Chart and figure data:
((
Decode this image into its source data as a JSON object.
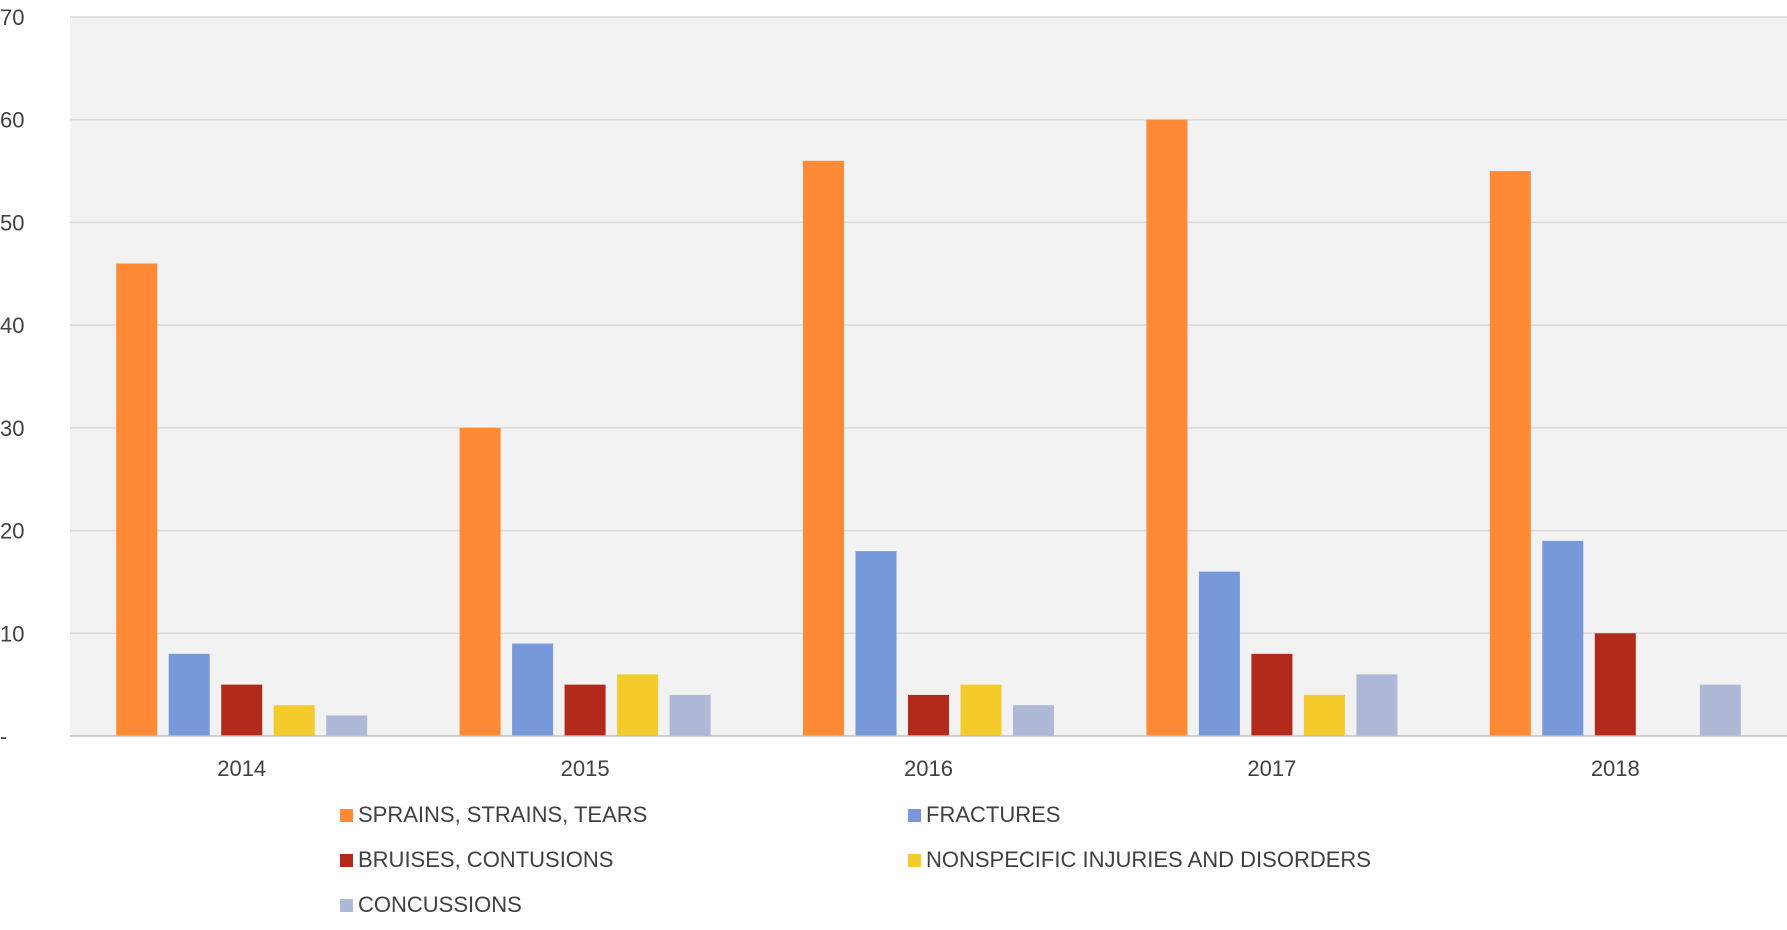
{
  "chart_data": {
    "type": "bar",
    "categories": [
      "2014",
      "2015",
      "2016",
      "2017",
      "2018"
    ],
    "series": [
      {
        "name": "SPRAINS, STRAINS, TEARS",
        "color": "#FF8A36",
        "values": [
          46,
          30,
          56,
          60,
          55
        ]
      },
      {
        "name": "FRACTURES",
        "color": "#7799D9",
        "values": [
          8,
          9,
          18,
          16,
          19
        ]
      },
      {
        "name": "BRUISES, CONTUSIONS",
        "color": "#B22A1A",
        "values": [
          5,
          5,
          4,
          8,
          10
        ]
      },
      {
        "name": "NONSPECIFIC INJURIES AND DISORDERS",
        "color": "#F4CB2B",
        "values": [
          3,
          6,
          5,
          4,
          0
        ]
      },
      {
        "name": "CONCUSSIONS",
        "color": "#AEB9D8",
        "values": [
          2,
          4,
          3,
          6,
          5
        ]
      }
    ],
    "ylim": [
      0,
      70
    ],
    "yticks": [
      0,
      10,
      20,
      30,
      40,
      50,
      60,
      70
    ],
    "ytick_labels": [
      "-",
      "10",
      "20",
      "30",
      "40",
      "50",
      "60",
      "70"
    ],
    "grid": true,
    "legend_position": "bottom",
    "plot_background": "#F2F2F2",
    "gridline_color": "#D9D9D9",
    "text_color": "#404040"
  }
}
))
Short exercise: Copy out all the data without changing anything, and drop the pictures.

Task solution:
Decode this image into its source data as a JSON object.
{
  "chart_data": {
    "type": "bar",
    "categories": [
      "2014",
      "2015",
      "2016",
      "2017",
      "2018"
    ],
    "series": [
      {
        "name": "SPRAINS, STRAINS, TEARS",
        "color": "#FF8A36",
        "values": [
          46,
          30,
          56,
          60,
          55
        ]
      },
      {
        "name": "FRACTURES",
        "color": "#7799D9",
        "values": [
          8,
          9,
          18,
          16,
          19
        ]
      },
      {
        "name": "BRUISES, CONTUSIONS",
        "color": "#B22A1A",
        "values": [
          5,
          5,
          4,
          8,
          10
        ]
      },
      {
        "name": "NONSPECIFIC INJURIES AND DISORDERS",
        "color": "#F4CB2B",
        "values": [
          3,
          6,
          5,
          4,
          0
        ]
      },
      {
        "name": "CONCUSSIONS",
        "color": "#AEB9D8",
        "values": [
          2,
          4,
          3,
          6,
          5
        ]
      }
    ],
    "ylim": [
      0,
      70
    ],
    "yticks": [
      0,
      10,
      20,
      30,
      40,
      50,
      60,
      70
    ],
    "ytick_labels": [
      "-",
      "10",
      "20",
      "30",
      "40",
      "50",
      "60",
      "70"
    ],
    "grid": true,
    "legend_position": "bottom",
    "plot_background": "#F2F2F2",
    "gridline_color": "#D9D9D9",
    "text_color": "#404040"
  }
}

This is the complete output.